(Structured figure records)
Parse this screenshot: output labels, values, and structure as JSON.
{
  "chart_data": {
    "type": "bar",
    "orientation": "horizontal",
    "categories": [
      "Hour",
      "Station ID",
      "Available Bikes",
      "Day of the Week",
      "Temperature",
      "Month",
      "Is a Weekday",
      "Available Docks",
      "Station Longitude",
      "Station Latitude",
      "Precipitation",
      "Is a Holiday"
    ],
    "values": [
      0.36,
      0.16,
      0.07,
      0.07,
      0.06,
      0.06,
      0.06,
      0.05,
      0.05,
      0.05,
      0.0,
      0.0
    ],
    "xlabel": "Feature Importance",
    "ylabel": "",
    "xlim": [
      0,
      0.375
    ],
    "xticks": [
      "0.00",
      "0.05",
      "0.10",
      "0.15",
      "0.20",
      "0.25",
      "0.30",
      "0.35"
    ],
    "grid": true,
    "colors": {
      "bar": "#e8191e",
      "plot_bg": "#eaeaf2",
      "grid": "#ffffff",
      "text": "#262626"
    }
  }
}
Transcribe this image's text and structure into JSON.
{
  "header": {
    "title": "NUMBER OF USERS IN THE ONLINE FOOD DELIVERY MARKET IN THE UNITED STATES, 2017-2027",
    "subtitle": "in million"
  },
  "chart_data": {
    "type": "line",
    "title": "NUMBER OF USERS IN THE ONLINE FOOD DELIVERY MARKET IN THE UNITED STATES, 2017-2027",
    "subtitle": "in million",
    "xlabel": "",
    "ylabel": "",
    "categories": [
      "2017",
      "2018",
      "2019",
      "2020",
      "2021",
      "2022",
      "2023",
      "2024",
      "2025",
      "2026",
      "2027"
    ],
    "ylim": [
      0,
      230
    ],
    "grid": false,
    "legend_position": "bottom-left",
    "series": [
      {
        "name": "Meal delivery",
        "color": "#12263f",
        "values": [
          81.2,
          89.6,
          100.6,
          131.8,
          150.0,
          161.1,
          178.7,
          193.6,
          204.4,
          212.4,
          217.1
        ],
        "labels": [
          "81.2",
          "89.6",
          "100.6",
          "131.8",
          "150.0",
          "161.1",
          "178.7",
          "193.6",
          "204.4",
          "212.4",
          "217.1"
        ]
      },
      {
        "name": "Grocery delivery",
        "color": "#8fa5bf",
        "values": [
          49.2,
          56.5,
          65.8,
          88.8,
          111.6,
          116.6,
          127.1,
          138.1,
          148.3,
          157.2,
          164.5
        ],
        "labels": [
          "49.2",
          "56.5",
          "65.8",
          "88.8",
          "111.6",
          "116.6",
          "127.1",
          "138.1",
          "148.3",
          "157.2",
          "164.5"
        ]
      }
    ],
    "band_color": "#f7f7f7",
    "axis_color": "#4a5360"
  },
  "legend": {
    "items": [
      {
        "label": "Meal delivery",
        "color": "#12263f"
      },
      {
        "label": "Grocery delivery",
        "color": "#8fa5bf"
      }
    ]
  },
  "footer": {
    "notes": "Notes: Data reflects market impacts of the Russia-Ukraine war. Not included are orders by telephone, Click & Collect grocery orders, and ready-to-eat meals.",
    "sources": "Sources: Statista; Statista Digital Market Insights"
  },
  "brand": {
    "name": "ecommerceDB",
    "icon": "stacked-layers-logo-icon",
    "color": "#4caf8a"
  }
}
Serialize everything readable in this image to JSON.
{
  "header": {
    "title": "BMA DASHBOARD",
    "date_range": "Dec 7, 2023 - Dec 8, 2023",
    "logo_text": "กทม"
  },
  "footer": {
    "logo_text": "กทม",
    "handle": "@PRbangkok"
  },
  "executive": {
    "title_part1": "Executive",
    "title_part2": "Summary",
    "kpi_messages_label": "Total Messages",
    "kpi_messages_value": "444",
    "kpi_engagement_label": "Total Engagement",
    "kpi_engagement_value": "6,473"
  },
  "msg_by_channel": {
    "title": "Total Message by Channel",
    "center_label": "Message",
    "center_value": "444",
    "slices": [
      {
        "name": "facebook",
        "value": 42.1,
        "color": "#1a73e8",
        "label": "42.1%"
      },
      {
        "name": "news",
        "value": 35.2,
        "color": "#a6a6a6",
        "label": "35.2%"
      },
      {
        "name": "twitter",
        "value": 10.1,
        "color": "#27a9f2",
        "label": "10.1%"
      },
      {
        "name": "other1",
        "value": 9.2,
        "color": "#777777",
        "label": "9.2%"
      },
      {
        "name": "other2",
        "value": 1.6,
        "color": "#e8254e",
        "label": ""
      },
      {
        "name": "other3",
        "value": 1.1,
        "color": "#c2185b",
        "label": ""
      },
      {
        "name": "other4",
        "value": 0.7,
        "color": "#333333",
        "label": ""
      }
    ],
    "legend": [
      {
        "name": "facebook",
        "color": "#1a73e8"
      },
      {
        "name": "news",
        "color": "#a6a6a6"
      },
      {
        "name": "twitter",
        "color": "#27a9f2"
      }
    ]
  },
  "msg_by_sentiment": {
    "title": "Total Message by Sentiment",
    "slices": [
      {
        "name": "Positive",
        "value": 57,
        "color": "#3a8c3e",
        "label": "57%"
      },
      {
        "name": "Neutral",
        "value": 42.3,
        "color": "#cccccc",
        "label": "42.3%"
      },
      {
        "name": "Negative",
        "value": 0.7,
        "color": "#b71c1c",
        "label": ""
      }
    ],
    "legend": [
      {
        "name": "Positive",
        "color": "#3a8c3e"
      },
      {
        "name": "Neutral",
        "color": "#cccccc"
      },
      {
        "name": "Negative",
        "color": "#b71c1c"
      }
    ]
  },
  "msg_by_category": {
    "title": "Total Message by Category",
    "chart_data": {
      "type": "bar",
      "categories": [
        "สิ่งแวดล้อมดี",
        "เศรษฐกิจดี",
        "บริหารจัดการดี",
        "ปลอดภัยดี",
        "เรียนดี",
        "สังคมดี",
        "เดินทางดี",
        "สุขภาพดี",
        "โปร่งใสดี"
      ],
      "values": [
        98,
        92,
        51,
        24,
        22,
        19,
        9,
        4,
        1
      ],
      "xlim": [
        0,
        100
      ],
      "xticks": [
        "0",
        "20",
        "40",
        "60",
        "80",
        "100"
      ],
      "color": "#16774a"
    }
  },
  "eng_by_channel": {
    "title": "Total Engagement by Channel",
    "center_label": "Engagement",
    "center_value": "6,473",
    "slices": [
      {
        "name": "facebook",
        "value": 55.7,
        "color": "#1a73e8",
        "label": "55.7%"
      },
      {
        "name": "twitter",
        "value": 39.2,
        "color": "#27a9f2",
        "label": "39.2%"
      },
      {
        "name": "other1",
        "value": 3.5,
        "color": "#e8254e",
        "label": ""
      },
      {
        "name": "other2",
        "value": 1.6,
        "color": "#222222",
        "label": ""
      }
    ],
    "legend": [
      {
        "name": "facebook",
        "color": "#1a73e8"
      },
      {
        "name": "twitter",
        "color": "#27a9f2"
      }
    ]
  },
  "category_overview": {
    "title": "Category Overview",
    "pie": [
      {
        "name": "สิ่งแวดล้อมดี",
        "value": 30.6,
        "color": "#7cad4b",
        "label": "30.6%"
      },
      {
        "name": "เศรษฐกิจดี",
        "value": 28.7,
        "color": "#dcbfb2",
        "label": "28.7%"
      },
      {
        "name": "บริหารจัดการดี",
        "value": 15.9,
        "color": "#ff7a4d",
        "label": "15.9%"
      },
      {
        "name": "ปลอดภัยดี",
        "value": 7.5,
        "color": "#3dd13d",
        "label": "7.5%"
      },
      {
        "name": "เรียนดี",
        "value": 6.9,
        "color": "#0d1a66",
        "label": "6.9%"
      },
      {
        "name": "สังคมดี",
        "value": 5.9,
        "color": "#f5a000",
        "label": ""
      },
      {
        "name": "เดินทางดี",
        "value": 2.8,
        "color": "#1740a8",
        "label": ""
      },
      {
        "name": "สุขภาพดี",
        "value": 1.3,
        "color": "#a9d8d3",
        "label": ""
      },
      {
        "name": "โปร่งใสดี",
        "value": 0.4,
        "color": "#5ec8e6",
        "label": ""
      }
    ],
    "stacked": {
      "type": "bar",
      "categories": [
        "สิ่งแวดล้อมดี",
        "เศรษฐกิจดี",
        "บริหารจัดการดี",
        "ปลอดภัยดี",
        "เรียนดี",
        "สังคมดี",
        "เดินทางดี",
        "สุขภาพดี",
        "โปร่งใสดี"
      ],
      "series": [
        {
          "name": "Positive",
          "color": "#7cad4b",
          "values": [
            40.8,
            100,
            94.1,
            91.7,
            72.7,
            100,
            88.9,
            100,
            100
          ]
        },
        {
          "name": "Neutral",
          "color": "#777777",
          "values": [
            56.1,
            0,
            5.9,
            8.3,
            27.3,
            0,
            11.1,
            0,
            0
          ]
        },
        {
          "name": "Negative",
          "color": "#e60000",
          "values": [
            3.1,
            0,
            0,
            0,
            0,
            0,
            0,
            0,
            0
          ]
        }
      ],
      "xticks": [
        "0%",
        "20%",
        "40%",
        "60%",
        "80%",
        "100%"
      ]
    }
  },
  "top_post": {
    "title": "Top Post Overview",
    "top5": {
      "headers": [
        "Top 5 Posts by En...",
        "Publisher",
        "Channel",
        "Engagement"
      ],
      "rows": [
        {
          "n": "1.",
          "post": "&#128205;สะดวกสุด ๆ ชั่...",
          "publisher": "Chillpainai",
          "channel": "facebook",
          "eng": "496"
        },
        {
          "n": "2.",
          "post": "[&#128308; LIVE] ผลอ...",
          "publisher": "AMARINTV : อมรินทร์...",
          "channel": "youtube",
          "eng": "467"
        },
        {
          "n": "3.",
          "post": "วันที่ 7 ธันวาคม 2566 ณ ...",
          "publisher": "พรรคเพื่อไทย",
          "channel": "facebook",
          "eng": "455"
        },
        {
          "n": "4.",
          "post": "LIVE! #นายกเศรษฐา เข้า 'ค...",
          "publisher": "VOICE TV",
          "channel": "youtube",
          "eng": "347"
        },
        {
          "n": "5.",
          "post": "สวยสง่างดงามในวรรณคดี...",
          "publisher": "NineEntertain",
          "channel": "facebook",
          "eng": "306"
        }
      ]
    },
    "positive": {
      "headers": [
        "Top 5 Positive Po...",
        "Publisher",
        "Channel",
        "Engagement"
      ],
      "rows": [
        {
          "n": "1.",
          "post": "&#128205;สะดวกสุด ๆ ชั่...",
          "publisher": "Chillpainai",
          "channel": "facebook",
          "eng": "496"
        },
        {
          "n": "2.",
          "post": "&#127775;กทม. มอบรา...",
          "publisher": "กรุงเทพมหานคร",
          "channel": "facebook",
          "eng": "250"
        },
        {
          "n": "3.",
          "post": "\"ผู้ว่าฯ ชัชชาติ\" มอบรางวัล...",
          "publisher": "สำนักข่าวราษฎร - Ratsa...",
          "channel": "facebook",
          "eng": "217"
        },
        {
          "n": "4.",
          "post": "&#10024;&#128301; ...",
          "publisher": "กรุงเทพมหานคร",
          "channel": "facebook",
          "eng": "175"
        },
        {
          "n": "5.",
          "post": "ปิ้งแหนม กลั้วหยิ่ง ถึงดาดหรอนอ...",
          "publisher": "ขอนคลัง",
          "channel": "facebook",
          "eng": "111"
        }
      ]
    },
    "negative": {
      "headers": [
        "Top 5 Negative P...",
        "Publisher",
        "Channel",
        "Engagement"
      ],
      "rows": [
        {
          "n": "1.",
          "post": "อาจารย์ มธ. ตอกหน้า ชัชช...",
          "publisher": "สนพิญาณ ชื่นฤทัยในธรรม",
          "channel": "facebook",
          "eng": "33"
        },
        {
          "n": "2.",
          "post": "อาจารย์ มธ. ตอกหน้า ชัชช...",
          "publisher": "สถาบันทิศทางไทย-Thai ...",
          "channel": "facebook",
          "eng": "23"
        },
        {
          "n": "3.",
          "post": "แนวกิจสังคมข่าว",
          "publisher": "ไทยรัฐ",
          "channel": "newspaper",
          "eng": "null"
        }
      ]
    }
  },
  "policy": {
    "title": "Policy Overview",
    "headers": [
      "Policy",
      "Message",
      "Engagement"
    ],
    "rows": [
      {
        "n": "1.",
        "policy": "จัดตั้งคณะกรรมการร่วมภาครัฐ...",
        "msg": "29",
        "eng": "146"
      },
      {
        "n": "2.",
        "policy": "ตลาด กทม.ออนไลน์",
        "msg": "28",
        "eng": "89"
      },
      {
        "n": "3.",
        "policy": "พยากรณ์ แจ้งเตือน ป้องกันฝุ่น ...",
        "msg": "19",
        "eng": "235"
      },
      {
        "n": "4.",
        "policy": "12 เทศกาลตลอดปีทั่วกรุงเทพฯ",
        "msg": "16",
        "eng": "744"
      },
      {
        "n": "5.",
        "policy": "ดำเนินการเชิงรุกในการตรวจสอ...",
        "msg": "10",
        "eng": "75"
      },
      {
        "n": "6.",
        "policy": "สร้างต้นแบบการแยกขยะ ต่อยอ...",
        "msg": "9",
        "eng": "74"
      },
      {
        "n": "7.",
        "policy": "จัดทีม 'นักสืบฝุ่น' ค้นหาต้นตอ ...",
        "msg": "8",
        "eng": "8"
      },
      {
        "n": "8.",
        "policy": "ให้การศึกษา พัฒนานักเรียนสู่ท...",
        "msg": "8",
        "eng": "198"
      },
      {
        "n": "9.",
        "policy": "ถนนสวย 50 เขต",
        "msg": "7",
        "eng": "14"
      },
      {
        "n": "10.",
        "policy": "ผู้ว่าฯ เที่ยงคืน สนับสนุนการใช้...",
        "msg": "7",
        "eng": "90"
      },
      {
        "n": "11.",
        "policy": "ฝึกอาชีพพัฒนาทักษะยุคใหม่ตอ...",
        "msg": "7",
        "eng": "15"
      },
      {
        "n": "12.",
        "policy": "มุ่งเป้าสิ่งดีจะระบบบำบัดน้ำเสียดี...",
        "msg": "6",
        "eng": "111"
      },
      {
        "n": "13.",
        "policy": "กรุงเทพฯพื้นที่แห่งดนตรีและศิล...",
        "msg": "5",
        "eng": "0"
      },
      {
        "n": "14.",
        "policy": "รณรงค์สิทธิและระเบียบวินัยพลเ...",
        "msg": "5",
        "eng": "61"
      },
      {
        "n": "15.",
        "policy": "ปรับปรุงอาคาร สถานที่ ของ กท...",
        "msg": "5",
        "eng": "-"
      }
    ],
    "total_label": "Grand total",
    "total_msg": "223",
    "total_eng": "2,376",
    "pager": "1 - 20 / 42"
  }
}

▸ **STATED GOAL**
Determine the number of lines where the string "this" occurs, and give that number only.

▸ **TASK OUTPUT**
3